Exercise:
Put every line of the material below into a numbered list, leaving out any blank lines.

(Layout annotation records)

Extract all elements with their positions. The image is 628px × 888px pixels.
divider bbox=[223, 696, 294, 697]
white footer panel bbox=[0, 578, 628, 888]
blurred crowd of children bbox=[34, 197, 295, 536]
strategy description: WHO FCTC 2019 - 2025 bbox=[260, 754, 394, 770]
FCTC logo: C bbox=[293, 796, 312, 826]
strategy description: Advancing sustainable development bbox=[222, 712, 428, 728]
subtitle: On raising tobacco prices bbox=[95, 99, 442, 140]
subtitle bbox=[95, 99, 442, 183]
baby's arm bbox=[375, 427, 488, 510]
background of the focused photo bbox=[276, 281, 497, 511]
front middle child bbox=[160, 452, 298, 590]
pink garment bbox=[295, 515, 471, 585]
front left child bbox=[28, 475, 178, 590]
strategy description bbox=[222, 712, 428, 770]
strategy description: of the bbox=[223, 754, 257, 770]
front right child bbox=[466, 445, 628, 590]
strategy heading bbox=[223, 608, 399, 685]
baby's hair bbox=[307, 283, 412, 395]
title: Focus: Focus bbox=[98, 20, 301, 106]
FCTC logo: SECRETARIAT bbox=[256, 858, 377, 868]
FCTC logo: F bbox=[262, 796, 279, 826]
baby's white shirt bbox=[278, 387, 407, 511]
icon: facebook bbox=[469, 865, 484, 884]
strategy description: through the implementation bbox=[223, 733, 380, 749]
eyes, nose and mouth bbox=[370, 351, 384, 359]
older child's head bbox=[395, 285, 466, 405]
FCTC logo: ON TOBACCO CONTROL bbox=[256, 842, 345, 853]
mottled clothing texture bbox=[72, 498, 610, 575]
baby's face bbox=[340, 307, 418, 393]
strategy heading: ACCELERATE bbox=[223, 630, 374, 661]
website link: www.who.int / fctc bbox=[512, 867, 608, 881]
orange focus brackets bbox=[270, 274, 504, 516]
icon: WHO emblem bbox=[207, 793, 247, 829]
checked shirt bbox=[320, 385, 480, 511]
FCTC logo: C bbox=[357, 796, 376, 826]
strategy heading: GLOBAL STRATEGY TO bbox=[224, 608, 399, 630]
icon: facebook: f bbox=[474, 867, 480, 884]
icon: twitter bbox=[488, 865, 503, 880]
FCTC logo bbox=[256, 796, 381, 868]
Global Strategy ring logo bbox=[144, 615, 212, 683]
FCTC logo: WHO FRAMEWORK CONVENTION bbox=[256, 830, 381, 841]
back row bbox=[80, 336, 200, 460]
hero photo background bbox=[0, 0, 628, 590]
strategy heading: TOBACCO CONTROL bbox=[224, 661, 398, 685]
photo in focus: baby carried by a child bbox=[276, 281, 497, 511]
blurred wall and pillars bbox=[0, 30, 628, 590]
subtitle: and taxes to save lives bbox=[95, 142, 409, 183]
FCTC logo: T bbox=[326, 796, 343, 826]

Result of this task:
1. Extract all elements with their positions. The image is 628px × 888px pixels.
2. divider bbox=[223, 696, 294, 697]
3. white footer panel bbox=[0, 578, 628, 888]
4. blurred crowd of children bbox=[34, 197, 295, 536]
5. strategy description: WHO FCTC 2019 - 2025 bbox=[260, 754, 394, 770]
6. FCTC logo: C bbox=[293, 796, 312, 826]
7. strategy description: Advancing sustainable development bbox=[222, 712, 428, 728]
8. subtitle: On raising tobacco prices bbox=[95, 99, 442, 140]
9. subtitle bbox=[95, 99, 442, 183]
10. baby's arm bbox=[375, 427, 488, 510]
11. background of the focused photo bbox=[276, 281, 497, 511]
12. front middle child bbox=[160, 452, 298, 590]
13. pink garment bbox=[295, 515, 471, 585]
14. front left child bbox=[28, 475, 178, 590]
15. strategy description bbox=[222, 712, 428, 770]
16. strategy description: of the bbox=[223, 754, 257, 770]
17. front right child bbox=[466, 445, 628, 590]
18. strategy heading bbox=[223, 608, 399, 685]
19. baby's hair bbox=[307, 283, 412, 395]
20. title: Focus: Focus bbox=[98, 20, 301, 106]
21. FCTC logo: SECRETARIAT bbox=[256, 858, 377, 868]
22. FCTC logo: F bbox=[262, 796, 279, 826]
23. baby's white shirt bbox=[278, 387, 407, 511]
24. icon: facebook bbox=[469, 865, 484, 884]
25. strategy description: through the implementation bbox=[223, 733, 380, 749]
26. eyes, nose and mouth bbox=[370, 351, 384, 359]
27. older child's head bbox=[395, 285, 466, 405]
28. FCTC logo: ON TOBACCO CONTROL bbox=[256, 842, 345, 853]
29. mottled clothing texture bbox=[72, 498, 610, 575]
30. baby's face bbox=[340, 307, 418, 393]
31. strategy heading: ACCELERATE bbox=[223, 630, 374, 661]
32. website link: www.who.int / fctc bbox=[512, 867, 608, 881]
33. orange focus brackets bbox=[270, 274, 504, 516]
34. icon: WHO emblem bbox=[207, 793, 247, 829]
35. checked shirt bbox=[320, 385, 480, 511]
36. FCTC logo: C bbox=[357, 796, 376, 826]
37. strategy heading: GLOBAL STRATEGY TO bbox=[224, 608, 399, 630]
38. icon: facebook: f bbox=[474, 867, 480, 884]
39. icon: twitter bbox=[488, 865, 503, 880]
40. FCTC logo bbox=[256, 796, 381, 868]
41. Global Strategy ring logo bbox=[144, 615, 212, 683]
42. FCTC logo: WHO FRAMEWORK CONVENTION bbox=[256, 830, 381, 841]
43. back row bbox=[80, 336, 200, 460]
44. hero photo background bbox=[0, 0, 628, 590]
45. strategy heading: TOBACCO CONTROL bbox=[224, 661, 398, 685]
46. photo in focus: baby carried by a child bbox=[276, 281, 497, 511]
47. blurred wall and pillars bbox=[0, 30, 628, 590]
48. subtitle: and taxes to save lives bbox=[95, 142, 409, 183]
49. FCTC logo: T bbox=[326, 796, 343, 826]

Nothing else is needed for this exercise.